→ TASK PROMPT: Your task is to give the listing below back word for word, pictures excluded.

→ INFORMATION PROVIDED:
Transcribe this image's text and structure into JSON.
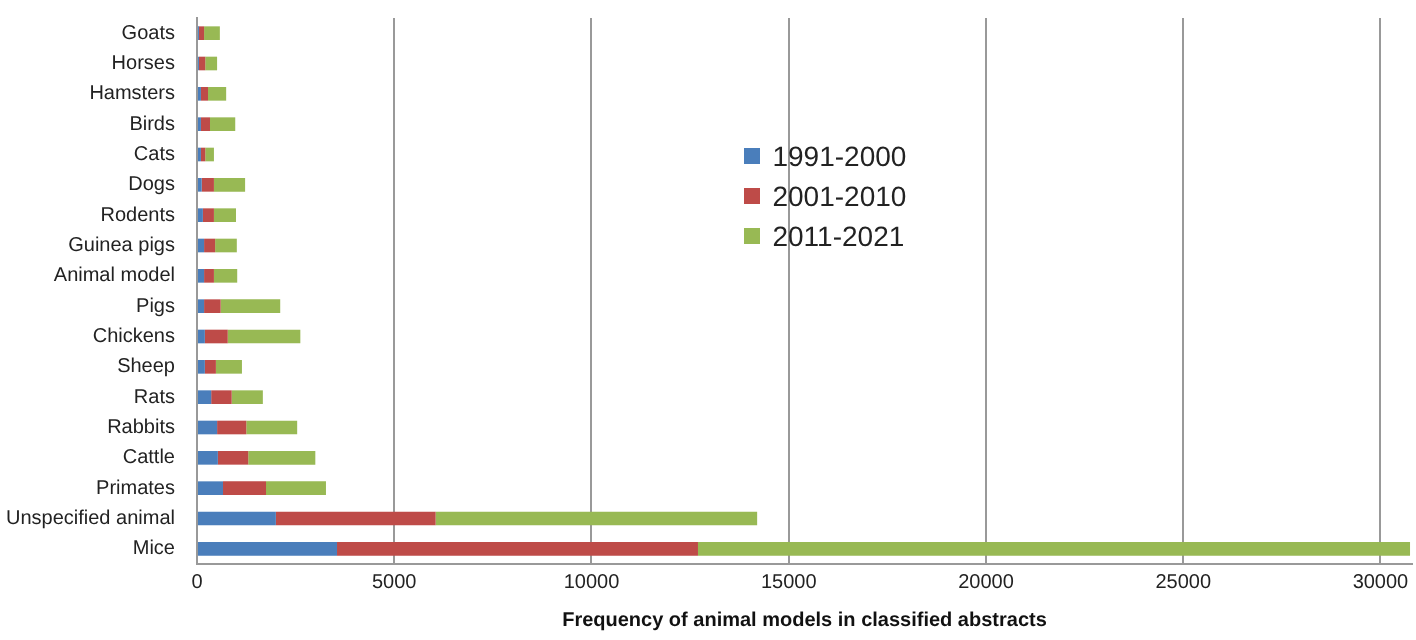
{
  "chart_data": {
    "type": "bar",
    "orientation": "horizontal",
    "stacked": true,
    "xlabel": "Frequency of animal models in classified abstracts",
    "categories": [
      "Goats",
      "Horses",
      "Hamsters",
      "Birds",
      "Cats",
      "Dogs",
      "Rodents",
      "Guinea pigs",
      "Animal model",
      "Pigs",
      "Chickens",
      "Sheep",
      "Rats",
      "Rabbits",
      "Cattle",
      "Primates",
      "Unspecified animal",
      "Mice"
    ],
    "series": [
      {
        "name": "1991-2000",
        "color": "#4a7ebb",
        "values": [
          50,
          50,
          100,
          100,
          100,
          120,
          150,
          180,
          180,
          180,
          200,
          200,
          360,
          510,
          530,
          660,
          2000,
          3550
        ]
      },
      {
        "name": "2001-2010",
        "color": "#be4b48",
        "values": [
          130,
          160,
          180,
          230,
          110,
          310,
          280,
          280,
          250,
          420,
          580,
          280,
          520,
          740,
          770,
          1090,
          4050,
          9150
        ]
      },
      {
        "name": "2011-2021",
        "color": "#98b954",
        "values": [
          400,
          300,
          460,
          640,
          220,
          790,
          560,
          550,
          590,
          1510,
          1840,
          660,
          790,
          1290,
          1700,
          1520,
          8150,
          18050
        ]
      }
    ],
    "xlim": [
      0,
      30800
    ],
    "xticks": [
      0,
      5000,
      10000,
      15000,
      20000,
      25000,
      30000
    ],
    "grid": "x",
    "legend": "top"
  }
}
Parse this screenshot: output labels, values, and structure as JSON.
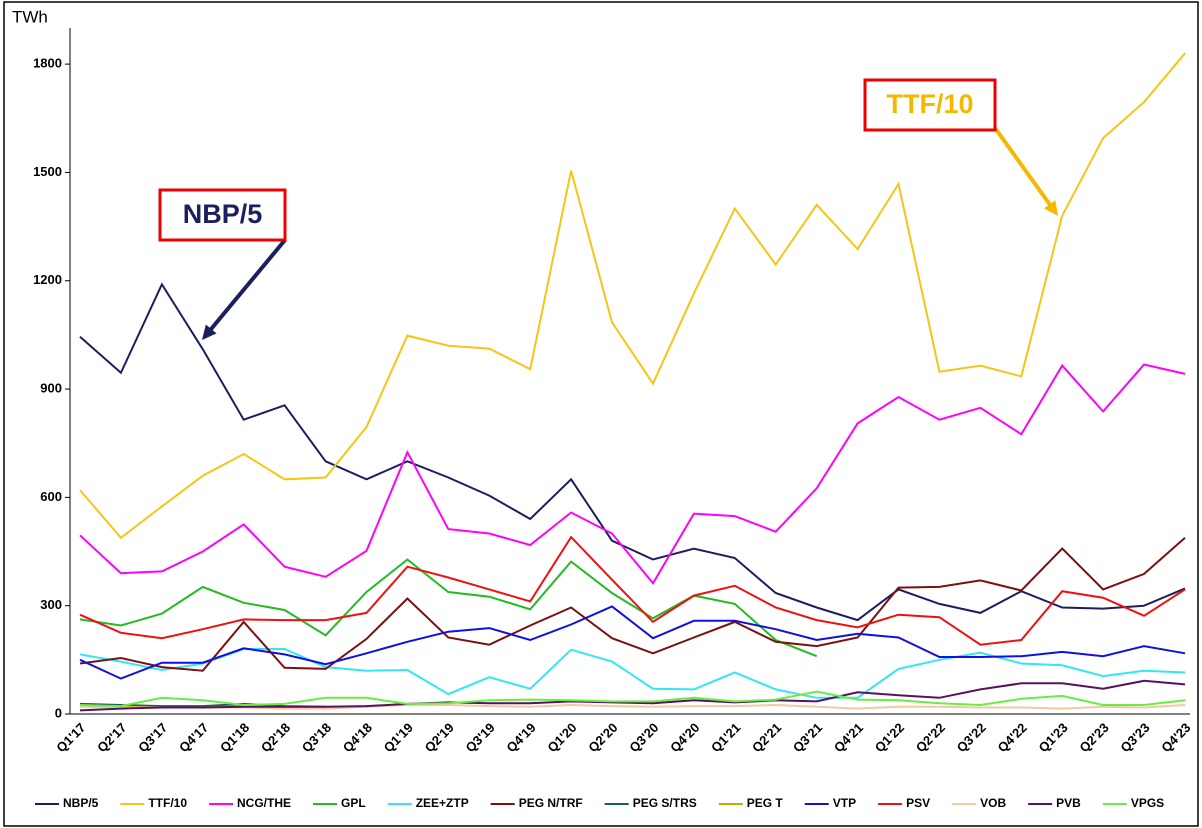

→ SOLUTION TO THIS TASK:
Transcribe this image's text and structure into JSON.
{
  "chart_data": {
    "type": "bar",
    "orientation": "horizontal",
    "stacked": true,
    "xlabel": "Frequency of animal models in classified abstracts",
    "categories": [
      "Goats",
      "Horses",
      "Hamsters",
      "Birds",
      "Cats",
      "Dogs",
      "Rodents",
      "Guinea pigs",
      "Animal model",
      "Pigs",
      "Chickens",
      "Sheep",
      "Rats",
      "Rabbits",
      "Cattle",
      "Primates",
      "Unspecified animal",
      "Mice"
    ],
    "series": [
      {
        "name": "1991-2000",
        "color": "#4a7ebb",
        "values": [
          50,
          50,
          100,
          100,
          100,
          120,
          150,
          180,
          180,
          180,
          200,
          200,
          360,
          510,
          530,
          660,
          2000,
          3550
        ]
      },
      {
        "name": "2001-2010",
        "color": "#be4b48",
        "values": [
          130,
          160,
          180,
          230,
          110,
          310,
          280,
          280,
          250,
          420,
          580,
          280,
          520,
          740,
          770,
          1090,
          4050,
          9150
        ]
      },
      {
        "name": "2011-2021",
        "color": "#98b954",
        "values": [
          400,
          300,
          460,
          640,
          220,
          790,
          560,
          550,
          590,
          1510,
          1840,
          660,
          790,
          1290,
          1700,
          1520,
          8150,
          18050
        ]
      }
    ],
    "xlim": [
      0,
      30800
    ],
    "xticks": [
      0,
      5000,
      10000,
      15000,
      20000,
      25000,
      30000
    ],
    "grid": "x",
    "legend": "top"
  }
}
Parse this screenshot: output labels, values, and structure as JSON.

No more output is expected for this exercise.